[Start of TASK DATA]

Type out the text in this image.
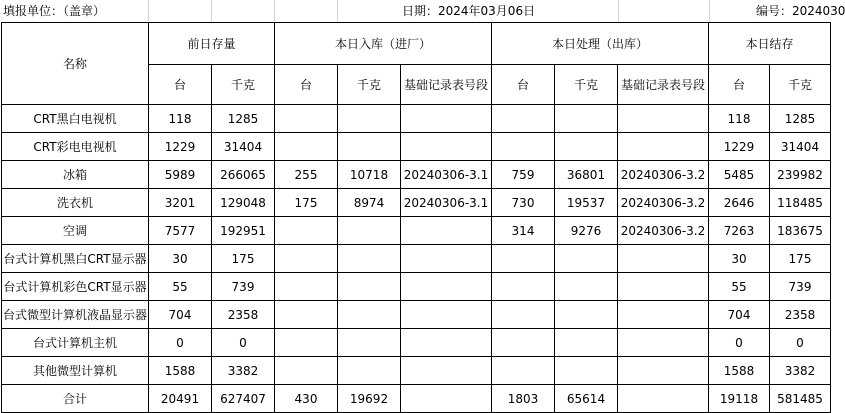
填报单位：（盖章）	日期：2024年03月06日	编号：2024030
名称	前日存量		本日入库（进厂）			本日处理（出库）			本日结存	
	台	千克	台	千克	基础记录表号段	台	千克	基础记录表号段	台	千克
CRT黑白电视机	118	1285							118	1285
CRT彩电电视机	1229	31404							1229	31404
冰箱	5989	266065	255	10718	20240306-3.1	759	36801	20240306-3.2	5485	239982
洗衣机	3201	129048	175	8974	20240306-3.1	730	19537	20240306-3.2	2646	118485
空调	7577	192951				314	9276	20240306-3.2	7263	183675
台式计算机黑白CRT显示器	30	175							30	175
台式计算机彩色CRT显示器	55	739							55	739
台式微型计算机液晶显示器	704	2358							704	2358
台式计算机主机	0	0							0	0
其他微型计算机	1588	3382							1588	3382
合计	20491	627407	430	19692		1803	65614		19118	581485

[End of TASK DATA]
[Start of TASK DATA]

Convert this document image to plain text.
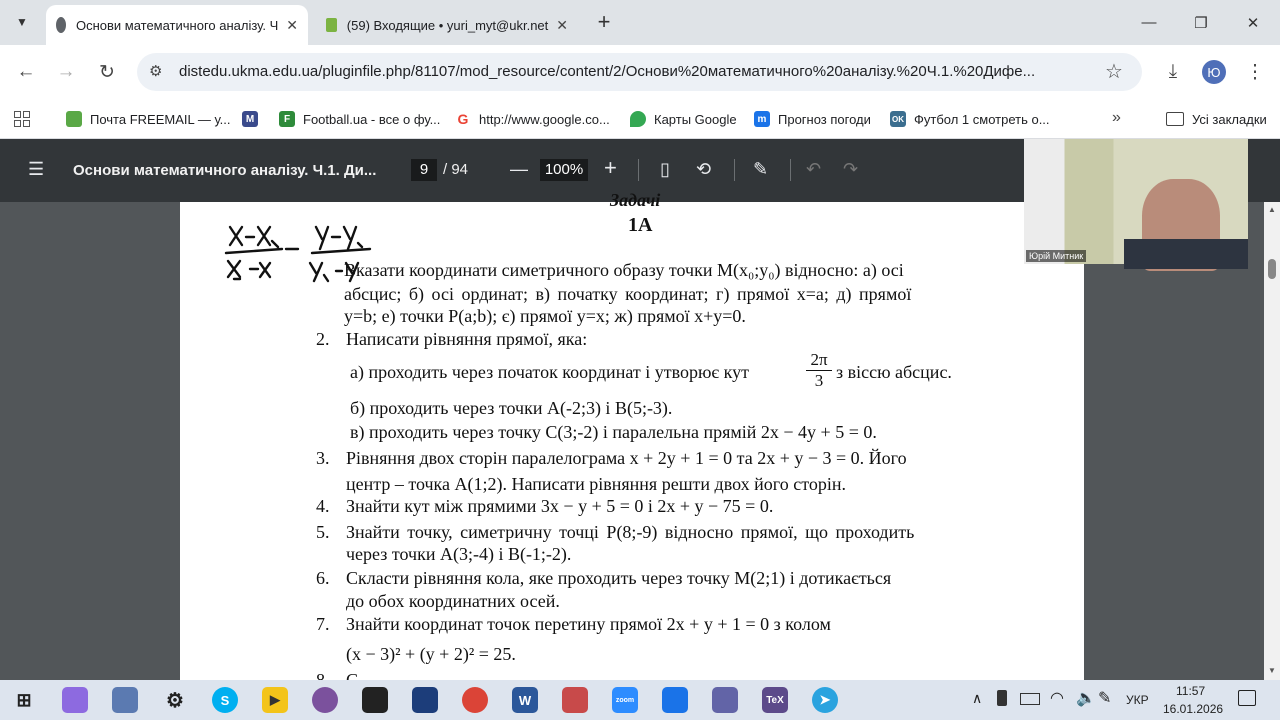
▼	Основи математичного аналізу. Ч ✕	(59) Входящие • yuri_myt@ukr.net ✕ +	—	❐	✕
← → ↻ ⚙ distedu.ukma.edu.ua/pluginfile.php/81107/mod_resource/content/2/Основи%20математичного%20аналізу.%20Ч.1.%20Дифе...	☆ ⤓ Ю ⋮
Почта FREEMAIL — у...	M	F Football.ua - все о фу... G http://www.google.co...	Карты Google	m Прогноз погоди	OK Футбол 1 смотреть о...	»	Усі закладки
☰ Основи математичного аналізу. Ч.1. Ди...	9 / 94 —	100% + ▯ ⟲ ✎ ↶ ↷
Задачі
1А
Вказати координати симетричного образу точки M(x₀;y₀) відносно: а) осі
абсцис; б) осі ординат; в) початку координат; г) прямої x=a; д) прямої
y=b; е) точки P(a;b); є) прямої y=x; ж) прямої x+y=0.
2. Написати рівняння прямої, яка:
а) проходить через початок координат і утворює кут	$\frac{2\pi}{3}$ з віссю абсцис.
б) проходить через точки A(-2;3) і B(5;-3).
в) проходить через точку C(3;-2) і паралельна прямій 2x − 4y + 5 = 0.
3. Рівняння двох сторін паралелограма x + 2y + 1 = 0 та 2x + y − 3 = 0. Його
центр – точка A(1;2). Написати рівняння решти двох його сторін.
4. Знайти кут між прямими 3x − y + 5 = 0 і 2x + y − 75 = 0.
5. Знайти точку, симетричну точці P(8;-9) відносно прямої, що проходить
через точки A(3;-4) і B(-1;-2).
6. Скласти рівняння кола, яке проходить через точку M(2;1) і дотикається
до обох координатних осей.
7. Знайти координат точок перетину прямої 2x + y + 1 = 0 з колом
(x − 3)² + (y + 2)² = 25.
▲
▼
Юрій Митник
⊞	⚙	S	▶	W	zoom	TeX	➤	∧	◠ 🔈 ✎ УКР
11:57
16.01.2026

[End of TASK DATA]

EXERCISE GOAL —
Pull out every line containing "відносно".

THE RESPONSE —
Вказати координати симетричного образу точки M(x₀;y₀) відносно: а) осі
5. Знайти точку, симетричну точці P(8;-9) відносно прямої, що проходить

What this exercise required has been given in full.